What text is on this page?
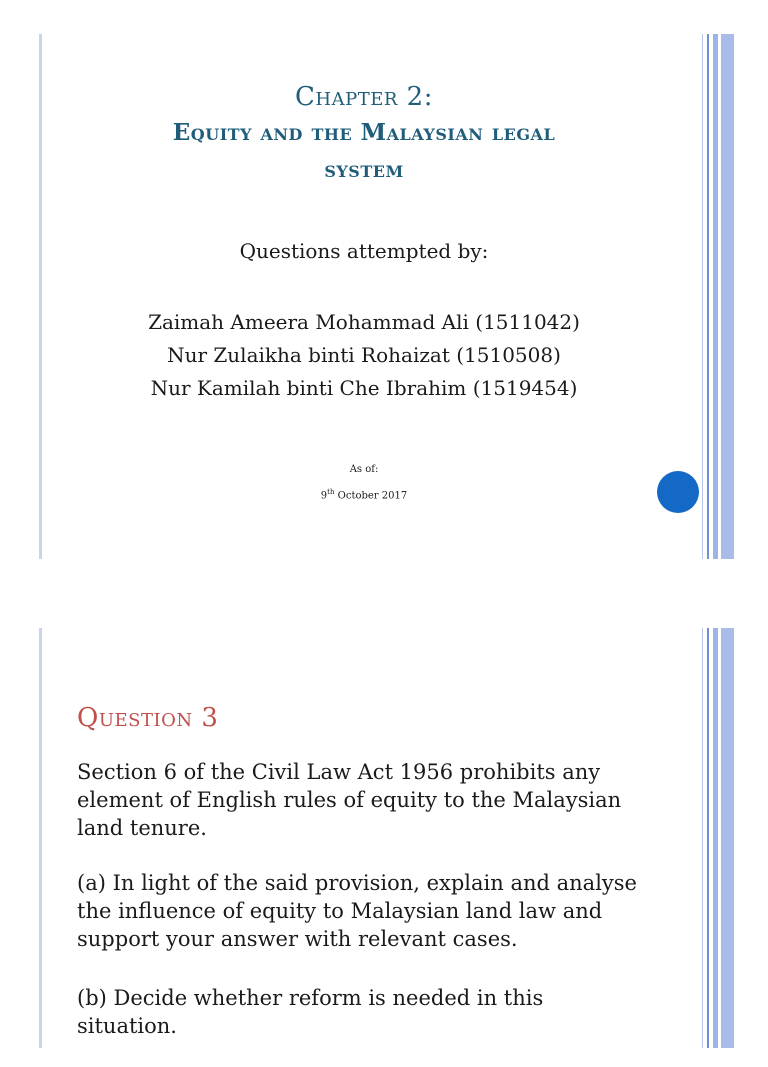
Chapter 2:
Equity and the Malaysian legal
system
Questions attempted by:
Zaimah Ameera Mohammad Ali (1511042)
Nur Zulaikha binti Rohaizat (1510508)
Nur Kamilah binti Che Ibrahim (1519454)
As of:
9th October 2017
Question 3

Section 6 of the Civil Law Act 1956 prohibits any element of English rules of equity to the Malaysian land tenure.

(a) In light of the said provision, explain and analyse the influence of equity to Malaysian land law and support your answer with relevant cases.

(b) Decide whether reform is needed in this situation.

PROMPT
Quote everything in the listing above exactly; pictures are the only thing to omit.

CORRECT RESPONSE
What text is on this page?
Chapter 2:
Equity and the Malaysian legal
system
Questions attempted by:
Zaimah Ameera Mohammad Ali (1511042)
Nur Zulaikha binti Rohaizat (1510508)
Nur Kamilah binti Che Ibrahim (1519454)
As of:
9th October 2017
Question 3

Section 6 of the Civil Law Act 1956 prohibits any element of English rules of equity to the Malaysian land tenure.

(a) In light of the said provision, explain and analyse the influence of equity to Malaysian land law and support your answer with relevant cases.

(b) Decide whether reform is needed in this situation.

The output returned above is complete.